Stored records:
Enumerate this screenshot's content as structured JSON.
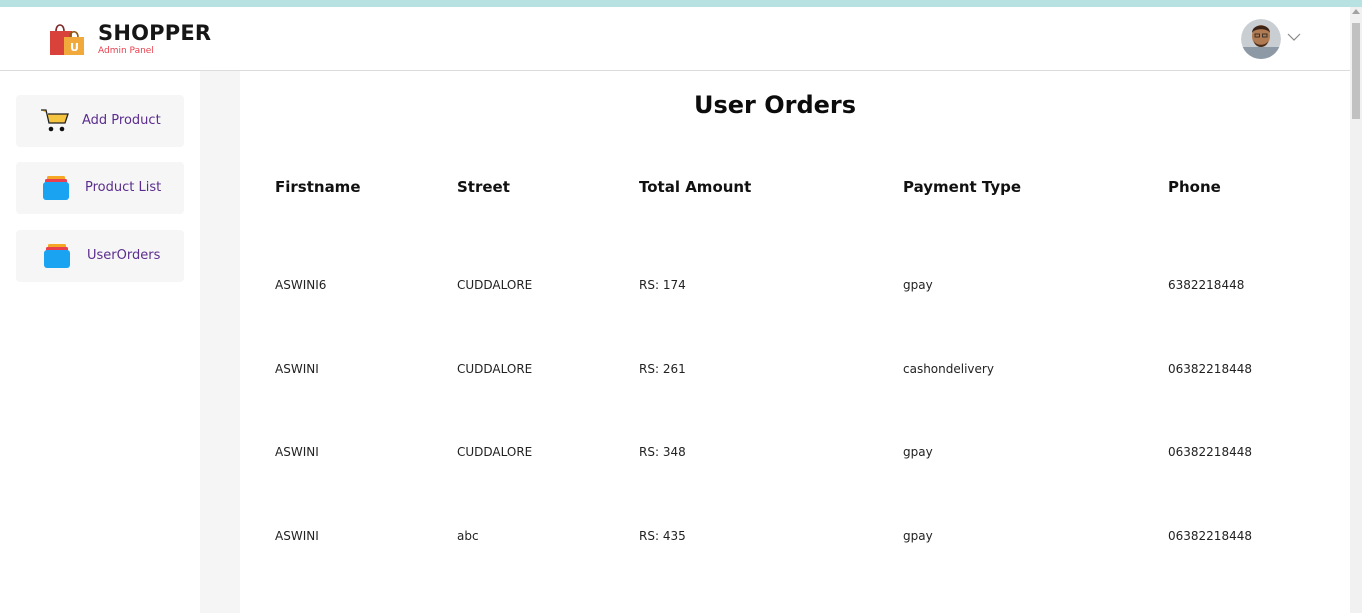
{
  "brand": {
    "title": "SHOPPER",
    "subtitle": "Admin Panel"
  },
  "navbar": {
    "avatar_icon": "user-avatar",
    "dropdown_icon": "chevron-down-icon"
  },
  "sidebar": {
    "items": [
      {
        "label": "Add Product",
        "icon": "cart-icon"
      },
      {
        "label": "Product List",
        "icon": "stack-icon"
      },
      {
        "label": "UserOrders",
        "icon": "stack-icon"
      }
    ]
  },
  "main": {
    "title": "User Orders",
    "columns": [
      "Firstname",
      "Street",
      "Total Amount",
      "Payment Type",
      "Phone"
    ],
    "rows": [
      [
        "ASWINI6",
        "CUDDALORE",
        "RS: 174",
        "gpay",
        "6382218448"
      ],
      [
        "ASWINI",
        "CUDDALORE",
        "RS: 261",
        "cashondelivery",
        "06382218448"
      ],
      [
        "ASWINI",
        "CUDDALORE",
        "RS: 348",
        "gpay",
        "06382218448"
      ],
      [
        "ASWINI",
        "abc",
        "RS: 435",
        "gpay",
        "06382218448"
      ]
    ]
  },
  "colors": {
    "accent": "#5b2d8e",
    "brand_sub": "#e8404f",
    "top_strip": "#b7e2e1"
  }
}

==

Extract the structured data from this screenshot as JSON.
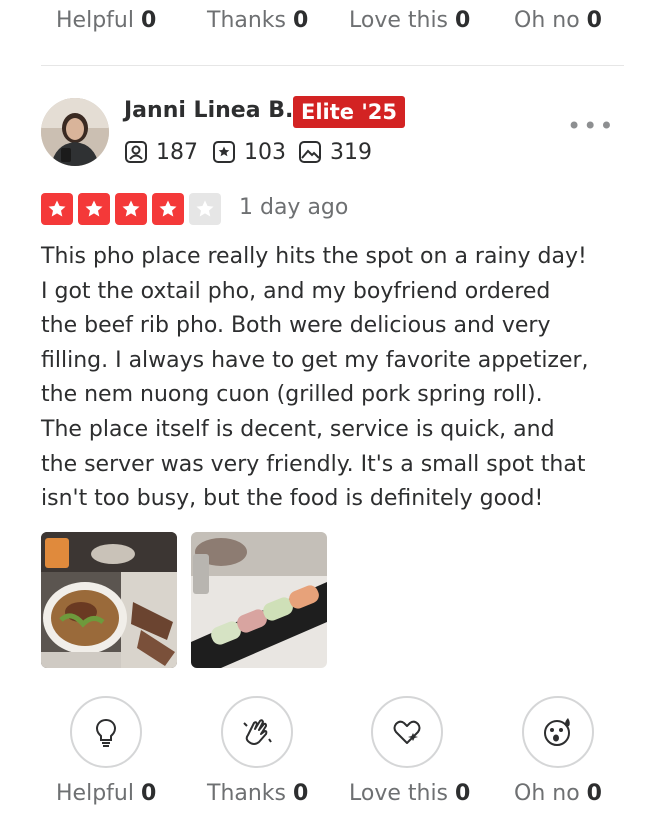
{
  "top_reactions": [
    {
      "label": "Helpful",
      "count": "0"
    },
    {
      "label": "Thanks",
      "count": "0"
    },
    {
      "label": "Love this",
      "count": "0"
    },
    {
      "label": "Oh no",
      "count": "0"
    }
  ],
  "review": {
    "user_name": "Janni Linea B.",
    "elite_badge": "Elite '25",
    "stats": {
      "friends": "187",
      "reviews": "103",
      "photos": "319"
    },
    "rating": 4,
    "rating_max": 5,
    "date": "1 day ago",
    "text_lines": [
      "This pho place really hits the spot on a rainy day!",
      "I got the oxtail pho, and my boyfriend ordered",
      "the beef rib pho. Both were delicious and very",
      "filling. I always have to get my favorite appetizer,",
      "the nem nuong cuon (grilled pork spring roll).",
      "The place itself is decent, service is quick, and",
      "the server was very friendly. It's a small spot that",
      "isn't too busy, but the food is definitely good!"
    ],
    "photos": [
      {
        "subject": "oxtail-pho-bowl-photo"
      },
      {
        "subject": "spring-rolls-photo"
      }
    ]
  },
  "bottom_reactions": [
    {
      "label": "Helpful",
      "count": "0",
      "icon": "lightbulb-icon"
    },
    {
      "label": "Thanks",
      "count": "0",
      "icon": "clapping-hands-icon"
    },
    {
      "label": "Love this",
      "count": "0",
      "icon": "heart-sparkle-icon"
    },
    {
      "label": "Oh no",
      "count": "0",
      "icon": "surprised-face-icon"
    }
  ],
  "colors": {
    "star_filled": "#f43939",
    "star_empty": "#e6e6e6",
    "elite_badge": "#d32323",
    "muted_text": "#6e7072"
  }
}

▶ [WHAT YOU SHOULD DO] Copy out every line from the data above that has "oxtail" in it.

▶ [RESPONSE TO THE TASK]
      "I got the oxtail pho, and my boyfriend ordered",
        "subject": "oxtail-pho-bowl-photo"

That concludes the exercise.